» Given task: For the data below, report only the number of lines containing the string "ylabel".

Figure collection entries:
--- --- ---

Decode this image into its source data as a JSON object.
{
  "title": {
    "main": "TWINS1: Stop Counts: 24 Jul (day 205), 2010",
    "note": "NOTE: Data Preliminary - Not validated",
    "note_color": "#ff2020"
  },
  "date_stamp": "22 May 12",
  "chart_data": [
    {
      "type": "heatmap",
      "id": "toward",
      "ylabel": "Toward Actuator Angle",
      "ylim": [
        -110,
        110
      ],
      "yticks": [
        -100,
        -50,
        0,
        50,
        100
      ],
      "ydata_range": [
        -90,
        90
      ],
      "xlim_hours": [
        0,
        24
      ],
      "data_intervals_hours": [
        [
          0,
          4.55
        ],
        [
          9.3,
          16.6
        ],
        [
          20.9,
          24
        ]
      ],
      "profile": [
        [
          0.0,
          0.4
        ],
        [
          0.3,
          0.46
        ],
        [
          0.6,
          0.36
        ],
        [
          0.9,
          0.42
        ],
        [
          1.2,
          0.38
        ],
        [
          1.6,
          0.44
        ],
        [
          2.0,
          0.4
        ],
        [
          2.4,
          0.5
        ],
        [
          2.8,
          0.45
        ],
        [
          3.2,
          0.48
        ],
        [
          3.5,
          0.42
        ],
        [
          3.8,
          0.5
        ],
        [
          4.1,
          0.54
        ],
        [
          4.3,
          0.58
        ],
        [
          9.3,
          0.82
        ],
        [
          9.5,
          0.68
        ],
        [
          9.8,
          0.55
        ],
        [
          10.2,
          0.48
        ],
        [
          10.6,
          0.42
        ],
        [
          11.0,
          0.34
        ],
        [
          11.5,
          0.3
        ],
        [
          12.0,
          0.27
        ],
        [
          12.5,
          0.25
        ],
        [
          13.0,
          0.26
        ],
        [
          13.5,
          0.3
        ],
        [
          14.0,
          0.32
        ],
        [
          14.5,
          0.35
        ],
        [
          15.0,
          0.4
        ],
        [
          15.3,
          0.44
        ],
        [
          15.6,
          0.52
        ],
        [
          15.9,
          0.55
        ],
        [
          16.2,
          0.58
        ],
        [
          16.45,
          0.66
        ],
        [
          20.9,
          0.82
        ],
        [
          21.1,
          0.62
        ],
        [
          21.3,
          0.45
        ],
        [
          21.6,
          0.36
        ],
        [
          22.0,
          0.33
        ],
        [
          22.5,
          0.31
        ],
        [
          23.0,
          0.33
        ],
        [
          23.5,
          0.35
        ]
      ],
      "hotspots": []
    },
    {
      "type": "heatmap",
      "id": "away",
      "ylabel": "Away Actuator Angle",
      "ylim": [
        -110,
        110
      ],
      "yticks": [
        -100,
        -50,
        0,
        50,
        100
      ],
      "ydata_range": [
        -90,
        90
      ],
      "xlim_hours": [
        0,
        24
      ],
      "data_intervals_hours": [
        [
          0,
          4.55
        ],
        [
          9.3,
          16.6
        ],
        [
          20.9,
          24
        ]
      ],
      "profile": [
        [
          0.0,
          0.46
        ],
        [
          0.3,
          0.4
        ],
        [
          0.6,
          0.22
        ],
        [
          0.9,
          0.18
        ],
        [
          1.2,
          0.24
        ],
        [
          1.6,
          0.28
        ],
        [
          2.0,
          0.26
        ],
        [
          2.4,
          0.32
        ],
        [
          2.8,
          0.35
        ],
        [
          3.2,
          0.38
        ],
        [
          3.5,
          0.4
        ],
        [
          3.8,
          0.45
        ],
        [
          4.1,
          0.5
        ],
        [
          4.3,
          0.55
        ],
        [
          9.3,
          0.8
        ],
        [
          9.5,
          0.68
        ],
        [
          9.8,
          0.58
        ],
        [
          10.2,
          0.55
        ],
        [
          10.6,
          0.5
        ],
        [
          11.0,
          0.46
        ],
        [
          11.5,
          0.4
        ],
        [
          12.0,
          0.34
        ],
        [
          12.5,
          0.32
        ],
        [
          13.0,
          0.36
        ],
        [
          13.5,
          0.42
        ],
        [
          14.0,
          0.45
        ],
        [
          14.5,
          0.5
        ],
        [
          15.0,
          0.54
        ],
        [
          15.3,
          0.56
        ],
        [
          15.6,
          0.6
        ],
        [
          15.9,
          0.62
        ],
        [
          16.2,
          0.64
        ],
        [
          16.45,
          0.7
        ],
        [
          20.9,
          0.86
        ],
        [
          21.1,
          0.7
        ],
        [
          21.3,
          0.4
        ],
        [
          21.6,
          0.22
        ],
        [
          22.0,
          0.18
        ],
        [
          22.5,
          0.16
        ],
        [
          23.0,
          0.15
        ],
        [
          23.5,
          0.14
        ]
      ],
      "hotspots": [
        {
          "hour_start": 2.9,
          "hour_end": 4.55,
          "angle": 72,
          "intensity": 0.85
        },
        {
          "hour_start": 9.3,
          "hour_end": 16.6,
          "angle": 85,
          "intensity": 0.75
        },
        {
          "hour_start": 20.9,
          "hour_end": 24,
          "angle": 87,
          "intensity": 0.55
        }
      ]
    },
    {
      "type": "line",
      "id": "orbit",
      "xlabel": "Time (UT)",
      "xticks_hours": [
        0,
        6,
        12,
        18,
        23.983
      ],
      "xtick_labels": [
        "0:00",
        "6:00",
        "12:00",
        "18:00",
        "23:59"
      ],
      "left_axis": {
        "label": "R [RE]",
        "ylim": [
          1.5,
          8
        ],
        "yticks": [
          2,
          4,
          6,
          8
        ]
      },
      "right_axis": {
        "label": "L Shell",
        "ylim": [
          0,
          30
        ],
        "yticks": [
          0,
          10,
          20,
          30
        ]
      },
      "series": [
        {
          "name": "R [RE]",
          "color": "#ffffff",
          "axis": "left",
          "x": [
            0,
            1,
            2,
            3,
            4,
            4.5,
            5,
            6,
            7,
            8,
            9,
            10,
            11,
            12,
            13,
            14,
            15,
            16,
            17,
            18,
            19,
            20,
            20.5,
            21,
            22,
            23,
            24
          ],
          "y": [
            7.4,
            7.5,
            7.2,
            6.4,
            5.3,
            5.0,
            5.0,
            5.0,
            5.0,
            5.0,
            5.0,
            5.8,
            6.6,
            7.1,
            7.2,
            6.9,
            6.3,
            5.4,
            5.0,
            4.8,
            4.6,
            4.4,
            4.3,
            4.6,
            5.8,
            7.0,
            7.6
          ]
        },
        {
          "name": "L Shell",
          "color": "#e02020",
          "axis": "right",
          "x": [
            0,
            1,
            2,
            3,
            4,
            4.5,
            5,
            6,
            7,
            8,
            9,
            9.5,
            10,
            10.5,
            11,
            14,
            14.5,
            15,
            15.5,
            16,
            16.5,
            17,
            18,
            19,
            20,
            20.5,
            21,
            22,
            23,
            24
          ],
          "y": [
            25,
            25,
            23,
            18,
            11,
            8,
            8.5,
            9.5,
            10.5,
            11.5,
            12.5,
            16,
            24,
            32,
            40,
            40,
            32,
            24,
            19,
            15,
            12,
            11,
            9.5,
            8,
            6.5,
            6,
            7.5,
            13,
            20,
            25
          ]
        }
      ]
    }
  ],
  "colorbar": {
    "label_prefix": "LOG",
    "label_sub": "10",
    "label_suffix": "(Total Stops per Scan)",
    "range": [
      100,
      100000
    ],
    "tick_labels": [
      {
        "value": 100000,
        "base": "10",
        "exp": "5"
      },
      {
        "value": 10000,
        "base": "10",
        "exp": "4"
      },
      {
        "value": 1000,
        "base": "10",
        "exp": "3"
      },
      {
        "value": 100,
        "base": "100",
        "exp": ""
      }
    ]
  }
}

--- --- ---

» Output: 2